Collected data:
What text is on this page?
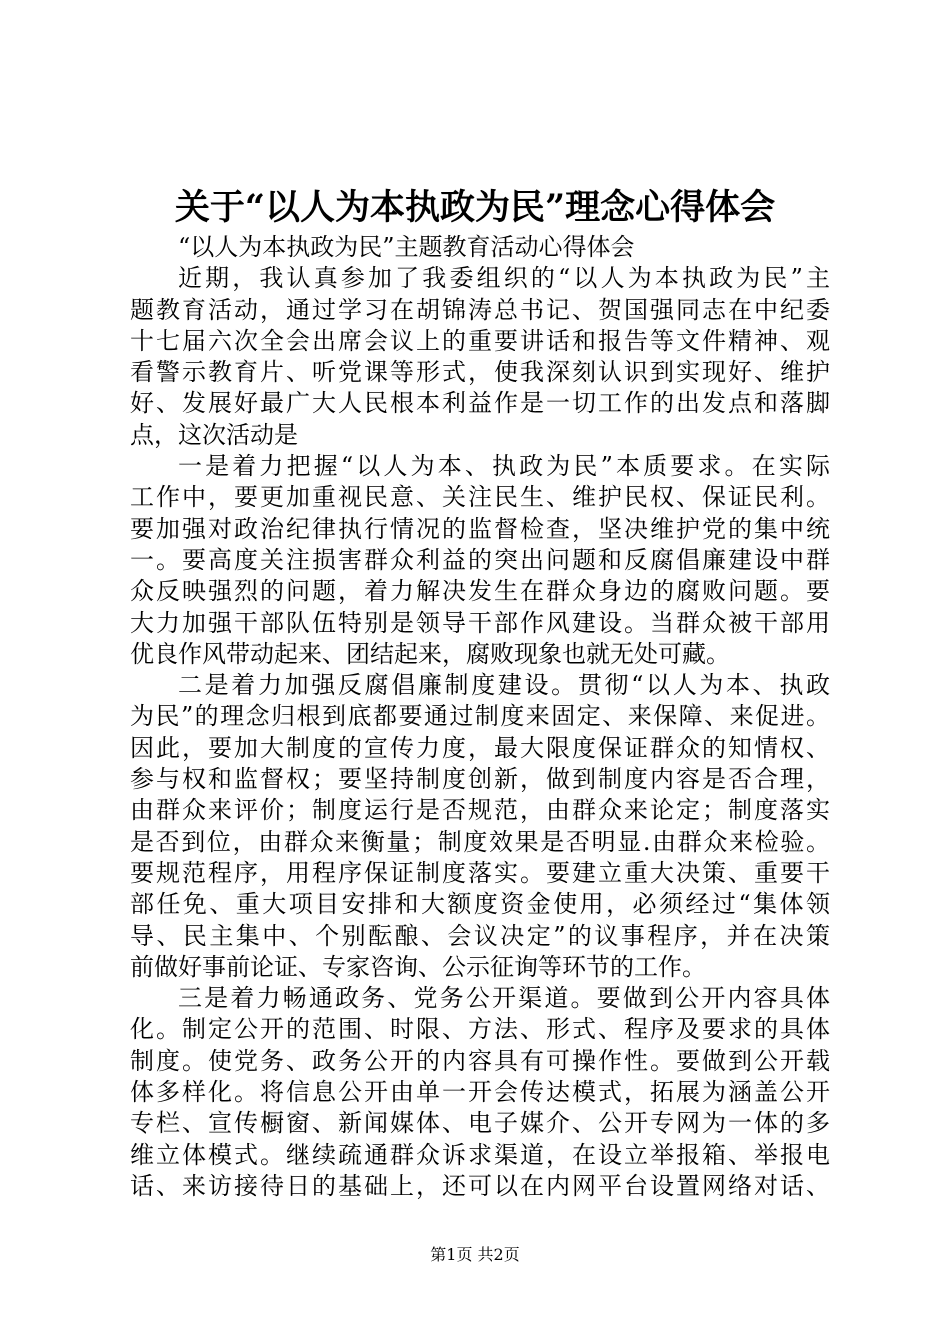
关于“以人为本执政为民”理念心得体会
“以人为本执政为民”主题教育活动心得体会
近期，我认真参加了我委组织的“以人为本执政为民”主
题教育活动，通过学习在胡锦涛总书记、贺国强同志在中纪委
十七届六次全会出席会议上的重要讲话和报告等文件精神、观
看警示教育片、听党课等形式，使我深刻认识到实现好、维护
好、发展好最广大人民根本利益作是一切工作的出发点和落脚
点，这次活动是
一是着力把握“以人为本、执政为民”本质要求。在实际
工作中，要更加重视民意、关注民生、维护民权、保证民利。
要加强对政治纪律执行情况的监督检查，坚决维护党的集中统
一。要高度关注损害群众利益的突出问题和反腐倡廉建设中群
众反映强烈的问题，着力解决发生在群众身边的腐败问题。要
大力加强干部队伍特别是领导干部作风建设。当群众被干部用
优良作风带动起来、团结起来，腐败现象也就无处可藏。
二是着力加强反腐倡廉制度建设。贯彻“以人为本、执政
为民”的理念归根到底都要通过制度来固定、来保障、来促进。
因此，要加大制度的宣传力度，最大限度保证群众的知情权、
参与权和监督权；要坚持制度创新，做到制度内容是否合理，
由群众来评价；制度运行是否规范，由群众来论定；制度落实
是否到位，由群众来衡量；制度效果是否明显.由群众来检验。
要规范程序，用程序保证制度落实。要建立重大决策、重要干
部任免、重大项目安排和大额度资金使用，必须经过“集体领
导、民主集中、个别酝酿、会议决定”的议事程序，并在决策
前做好事前论证、专家咨询、公示征询等环节的工作。
三是着力畅通政务、党务公开渠道。要做到公开内容具体
化。制定公开的范围、时限、方法、形式、程序及要求的具体
制度。使党务、政务公开的内容具有可操作性。要做到公开载
体多样化。将信息公开由单一开会传达模式，拓展为涵盖公开
专栏、宣传橱窗、新闻媒体、电子媒介、公开专网为一体的多
维立体模式。继续疏通群众诉求渠道，在设立举报箱、举报电
话、来访接待日的基础上，还可以在内网平台设置网络对话、
第1页 共2页
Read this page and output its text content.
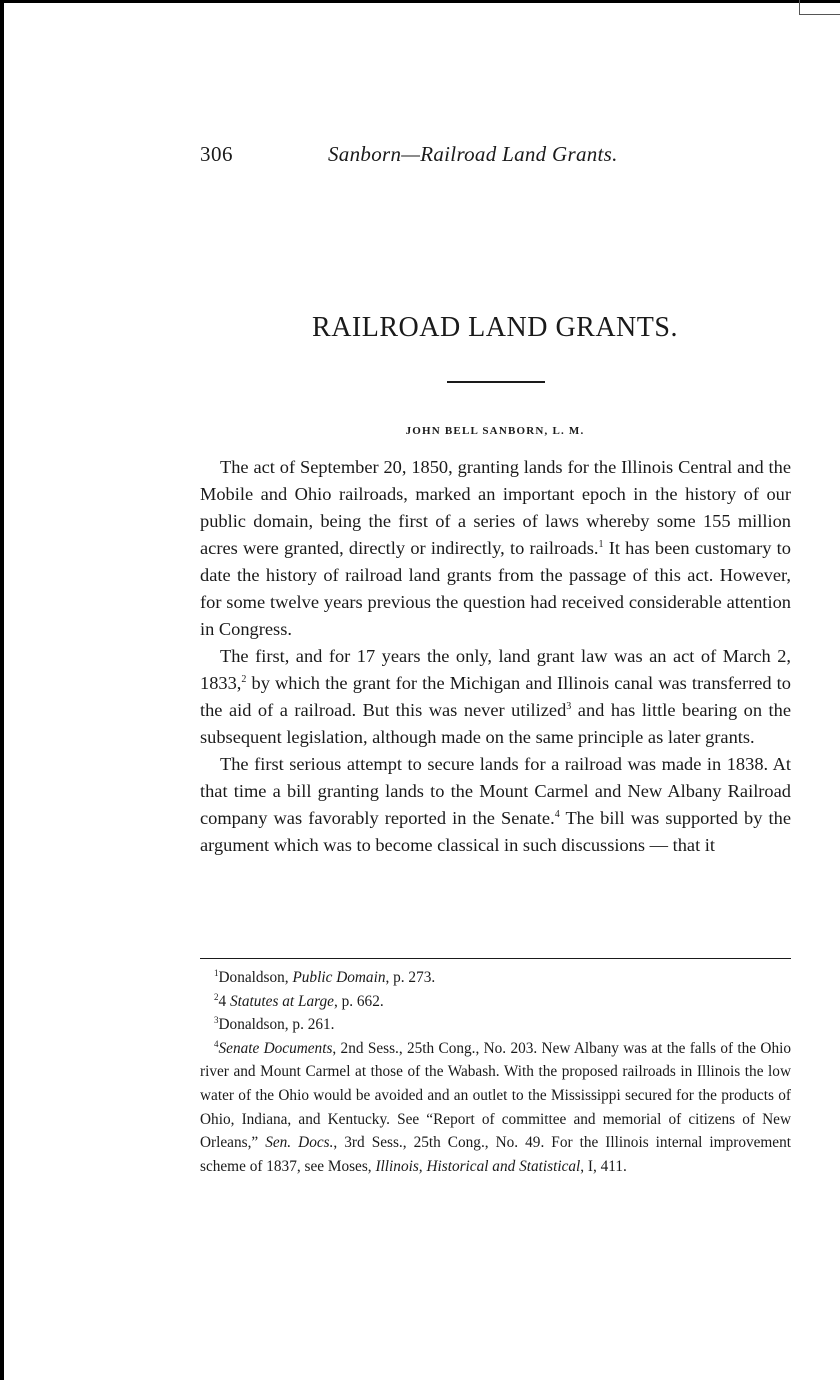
306	Sanborn—Railroad Land Grants.
RAILROAD LAND GRANTS.
JOHN BELL SANBORN, L. M.

The act of September 20, 1850, granting lands for the Illinois Central and the Mobile and Ohio railroads, marked an important epoch in the history of our public domain, being the first of a series of laws whereby some 155 million acres were granted, directly or indirectly, to railroads.$^1$ It has been customary to date the history of railroad land grants from the passage of this act. However, for some twelve years previous the question had received considerable attention in Congress.

The first, and for 17 years the only, land grant law was an act of March 2, 1833,$^2$ by which the grant for the Michigan and Illinois canal was transferred to the aid of a railroad. But this was never utilized$^3$ and has little bearing on the subsequent legislation, although made on the same principle as later grants.

The first serious attempt to secure lands for a railroad was made in 1838. At that time a bill granting lands to the Mount Carmel and New Albany Railroad company was favorably reported in the Senate.$^4$ The bill was supported by the argument which was to become classical in such discussions — that it

$^1$Donaldson, Public Domain, p. 273.

$^2$4 Statutes at Large, p. 662.

$^3$Donaldson, p. 261.

$^4$Senate Documents, 2nd Sess., 25th Cong., No. 203. New Albany was at the falls of the Ohio river and Mount Carmel at those of the Wabash. With the proposed railroads in Illinois the low water of the Ohio would be avoided and an outlet to the Mississippi secured for the products of Ohio, Indiana, and Kentucky. See “Report of committee and memorial of citizens of New Orleans,” Sen. Docs., 3rd Sess., 25th Cong., No. 49. For the Illinois internal improvement scheme of 1837, see Moses, Illinois, Historical and Statistical, I, 411.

*Stated goal*: Copy the listing in full and without alteration, omitting every picture.

*Exercise answer*:
What text is on this page?
关于“以人为本执政为民”理念心得体会
“以人为本执政为民”主题教育活动心得体会
近期，我认真参加了我委组织的“以人为本执政为民”主
题教育活动，通过学习在胡锦涛总书记、贺国强同志在中纪委
十七届六次全会出席会议上的重要讲话和报告等文件精神、观
看警示教育片、听党课等形式，使我深刻认识到实现好、维护
好、发展好最广大人民根本利益作是一切工作的出发点和落脚
点，这次活动是
一是着力把握“以人为本、执政为民”本质要求。在实际
工作中，要更加重视民意、关注民生、维护民权、保证民利。
要加强对政治纪律执行情况的监督检查，坚决维护党的集中统
一。要高度关注损害群众利益的突出问题和反腐倡廉建设中群
众反映强烈的问题，着力解决发生在群众身边的腐败问题。要
大力加强干部队伍特别是领导干部作风建设。当群众被干部用
优良作风带动起来、团结起来，腐败现象也就无处可藏。
二是着力加强反腐倡廉制度建设。贯彻“以人为本、执政
为民”的理念归根到底都要通过制度来固定、来保障、来促进。
因此，要加大制度的宣传力度，最大限度保证群众的知情权、
参与权和监督权；要坚持制度创新，做到制度内容是否合理，
由群众来评价；制度运行是否规范，由群众来论定；制度落实
是否到位，由群众来衡量；制度效果是否明显.由群众来检验。
要规范程序，用程序保证制度落实。要建立重大决策、重要干
部任免、重大项目安排和大额度资金使用，必须经过“集体领
导、民主集中、个别酝酿、会议决定”的议事程序，并在决策
前做好事前论证、专家咨询、公示征询等环节的工作。
三是着力畅通政务、党务公开渠道。要做到公开内容具体
化。制定公开的范围、时限、方法、形式、程序及要求的具体
制度。使党务、政务公开的内容具有可操作性。要做到公开载
体多样化。将信息公开由单一开会传达模式，拓展为涵盖公开
专栏、宣传橱窗、新闻媒体、电子媒介、公开专网为一体的多
维立体模式。继续疏通群众诉求渠道，在设立举报箱、举报电
话、来访接待日的基础上，还可以在内网平台设置网络对话、
第1页 共2页
Read this page and output its text content.
306	Sanborn—Railroad Land Grants.
RAILROAD LAND GRANTS.
JOHN BELL SANBORN, L. M.

The act of September 20, 1850, granting lands for the Illinois Central and the Mobile and Ohio railroads, marked an important epoch in the history of our public domain, being the first of a series of laws whereby some 155 million acres were granted, directly or indirectly, to railroads.$^1$ It has been customary to date the history of railroad land grants from the passage of this act. However, for some twelve years previous the question had received considerable attention in Congress.

The first, and for 17 years the only, land grant law was an act of March 2, 1833,$^2$ by which the grant for the Michigan and Illinois canal was transferred to the aid of a railroad. But this was never utilized$^3$ and has little bearing on the subsequent legislation, although made on the same principle as later grants.

The first serious attempt to secure lands for a railroad was made in 1838. At that time a bill granting lands to the Mount Carmel and New Albany Railroad company was favorably reported in the Senate.$^4$ The bill was supported by the argument which was to become classical in such discussions — that it

$^1$Donaldson, Public Domain, p. 273.

$^2$4 Statutes at Large, p. 662.

$^3$Donaldson, p. 261.

$^4$Senate Documents, 2nd Sess., 25th Cong., No. 203. New Albany was at the falls of the Ohio river and Mount Carmel at those of the Wabash. With the proposed railroads in Illinois the low water of the Ohio would be avoided and an outlet to the Mississippi secured for the products of Ohio, Indiana, and Kentucky. See “Report of committee and memorial of citizens of New Orleans,” Sen. Docs., 3rd Sess., 25th Cong., No. 49. For the Illinois internal improvement scheme of 1837, see Moses, Illinois, Historical and Statistical, I, 411.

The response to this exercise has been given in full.